EXERCISE DESCRIPTION – Extract the listing below in full, unchanged.
=== RECORDS FOR THIS EXERCISE ===
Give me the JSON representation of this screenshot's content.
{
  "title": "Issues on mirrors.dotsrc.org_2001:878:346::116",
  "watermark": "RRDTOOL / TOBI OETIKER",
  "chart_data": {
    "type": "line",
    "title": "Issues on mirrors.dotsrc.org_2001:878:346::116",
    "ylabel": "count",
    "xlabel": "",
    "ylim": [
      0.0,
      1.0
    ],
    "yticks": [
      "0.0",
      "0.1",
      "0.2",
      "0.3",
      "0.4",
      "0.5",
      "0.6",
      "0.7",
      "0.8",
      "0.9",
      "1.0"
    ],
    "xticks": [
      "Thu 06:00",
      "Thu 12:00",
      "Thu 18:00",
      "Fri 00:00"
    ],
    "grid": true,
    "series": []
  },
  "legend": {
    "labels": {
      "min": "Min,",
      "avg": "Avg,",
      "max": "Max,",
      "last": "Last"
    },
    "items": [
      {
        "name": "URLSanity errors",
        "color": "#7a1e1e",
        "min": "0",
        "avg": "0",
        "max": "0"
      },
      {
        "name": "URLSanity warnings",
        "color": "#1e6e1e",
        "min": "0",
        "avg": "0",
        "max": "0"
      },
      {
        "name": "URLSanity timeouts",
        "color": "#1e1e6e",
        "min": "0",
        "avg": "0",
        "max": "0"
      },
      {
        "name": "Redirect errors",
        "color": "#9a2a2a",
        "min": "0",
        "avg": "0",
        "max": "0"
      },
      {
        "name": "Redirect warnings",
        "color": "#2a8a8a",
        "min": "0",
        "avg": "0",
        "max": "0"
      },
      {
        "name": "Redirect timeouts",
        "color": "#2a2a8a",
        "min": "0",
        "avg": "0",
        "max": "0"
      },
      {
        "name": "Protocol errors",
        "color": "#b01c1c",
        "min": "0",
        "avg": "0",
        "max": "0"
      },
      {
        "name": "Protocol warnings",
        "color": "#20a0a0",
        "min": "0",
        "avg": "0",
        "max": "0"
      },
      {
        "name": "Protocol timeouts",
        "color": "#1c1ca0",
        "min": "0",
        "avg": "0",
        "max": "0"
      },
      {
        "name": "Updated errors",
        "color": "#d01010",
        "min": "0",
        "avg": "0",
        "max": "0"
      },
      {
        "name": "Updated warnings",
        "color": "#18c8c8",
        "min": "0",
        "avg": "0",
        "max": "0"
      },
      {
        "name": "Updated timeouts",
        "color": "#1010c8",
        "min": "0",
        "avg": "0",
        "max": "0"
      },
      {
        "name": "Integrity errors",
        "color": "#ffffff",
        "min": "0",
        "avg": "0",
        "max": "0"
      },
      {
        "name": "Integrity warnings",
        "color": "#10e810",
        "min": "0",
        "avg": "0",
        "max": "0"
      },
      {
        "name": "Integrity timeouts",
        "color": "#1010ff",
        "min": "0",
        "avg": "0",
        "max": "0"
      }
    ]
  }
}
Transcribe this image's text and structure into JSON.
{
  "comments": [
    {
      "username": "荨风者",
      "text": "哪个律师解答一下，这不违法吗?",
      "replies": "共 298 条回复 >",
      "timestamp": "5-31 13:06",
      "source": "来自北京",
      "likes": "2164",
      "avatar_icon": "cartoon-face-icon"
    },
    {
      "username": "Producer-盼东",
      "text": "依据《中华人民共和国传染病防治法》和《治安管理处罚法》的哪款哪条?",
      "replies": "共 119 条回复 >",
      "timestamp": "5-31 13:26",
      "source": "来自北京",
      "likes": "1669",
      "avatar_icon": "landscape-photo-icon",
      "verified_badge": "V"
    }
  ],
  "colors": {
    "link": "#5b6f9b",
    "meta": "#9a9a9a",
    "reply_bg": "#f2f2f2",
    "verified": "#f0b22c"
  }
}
===
TASK ANSWER –
Give me the JSON representation of this screenshot's content.
{
  "title": "Issues on mirrors.dotsrc.org_2001:878:346::116",
  "watermark": "RRDTOOL / TOBI OETIKER",
  "chart_data": {
    "type": "line",
    "title": "Issues on mirrors.dotsrc.org_2001:878:346::116",
    "ylabel": "count",
    "xlabel": "",
    "ylim": [
      0.0,
      1.0
    ],
    "yticks": [
      "0.0",
      "0.1",
      "0.2",
      "0.3",
      "0.4",
      "0.5",
      "0.6",
      "0.7",
      "0.8",
      "0.9",
      "1.0"
    ],
    "xticks": [
      "Thu 06:00",
      "Thu 12:00",
      "Thu 18:00",
      "Fri 00:00"
    ],
    "grid": true,
    "series": []
  },
  "legend": {
    "labels": {
      "min": "Min,",
      "avg": "Avg,",
      "max": "Max,",
      "last": "Last"
    },
    "items": [
      {
        "name": "URLSanity errors",
        "color": "#7a1e1e",
        "min": "0",
        "avg": "0",
        "max": "0"
      },
      {
        "name": "URLSanity warnings",
        "color": "#1e6e1e",
        "min": "0",
        "avg": "0",
        "max": "0"
      },
      {
        "name": "URLSanity timeouts",
        "color": "#1e1e6e",
        "min": "0",
        "avg": "0",
        "max": "0"
      },
      {
        "name": "Redirect errors",
        "color": "#9a2a2a",
        "min": "0",
        "avg": "0",
        "max": "0"
      },
      {
        "name": "Redirect warnings",
        "color": "#2a8a8a",
        "min": "0",
        "avg": "0",
        "max": "0"
      },
      {
        "name": "Redirect timeouts",
        "color": "#2a2a8a",
        "min": "0",
        "avg": "0",
        "max": "0"
      },
      {
        "name": "Protocol errors",
        "color": "#b01c1c",
        "min": "0",
        "avg": "0",
        "max": "0"
      },
      {
        "name": "Protocol warnings",
        "color": "#20a0a0",
        "min": "0",
        "avg": "0",
        "max": "0"
      },
      {
        "name": "Protocol timeouts",
        "color": "#1c1ca0",
        "min": "0",
        "avg": "0",
        "max": "0"
      },
      {
        "name": "Updated errors",
        "color": "#d01010",
        "min": "0",
        "avg": "0",
        "max": "0"
      },
      {
        "name": "Updated warnings",
        "color": "#18c8c8",
        "min": "0",
        "avg": "0",
        "max": "0"
      },
      {
        "name": "Updated timeouts",
        "color": "#1010c8",
        "min": "0",
        "avg": "0",
        "max": "0"
      },
      {
        "name": "Integrity errors",
        "color": "#ffffff",
        "min": "0",
        "avg": "0",
        "max": "0"
      },
      {
        "name": "Integrity warnings",
        "color": "#10e810",
        "min": "0",
        "avg": "0",
        "max": "0"
      },
      {
        "name": "Integrity timeouts",
        "color": "#1010ff",
        "min": "0",
        "avg": "0",
        "max": "0"
      }
    ]
  }
}
Transcribe this image's text and structure into JSON.
{
  "comments": [
    {
      "username": "荨风者",
      "text": "哪个律师解答一下，这不违法吗?",
      "replies": "共 298 条回复 >",
      "timestamp": "5-31 13:06",
      "source": "来自北京",
      "likes": "2164",
      "avatar_icon": "cartoon-face-icon"
    },
    {
      "username": "Producer-盼东",
      "text": "依据《中华人民共和国传染病防治法》和《治安管理处罚法》的哪款哪条?",
      "replies": "共 119 条回复 >",
      "timestamp": "5-31 13:26",
      "source": "来自北京",
      "likes": "1669",
      "avatar_icon": "landscape-photo-icon",
      "verified_badge": "V"
    }
  ],
  "colors": {
    "link": "#5b6f9b",
    "meta": "#9a9a9a",
    "reply_bg": "#f2f2f2",
    "verified": "#f0b22c"
  }
}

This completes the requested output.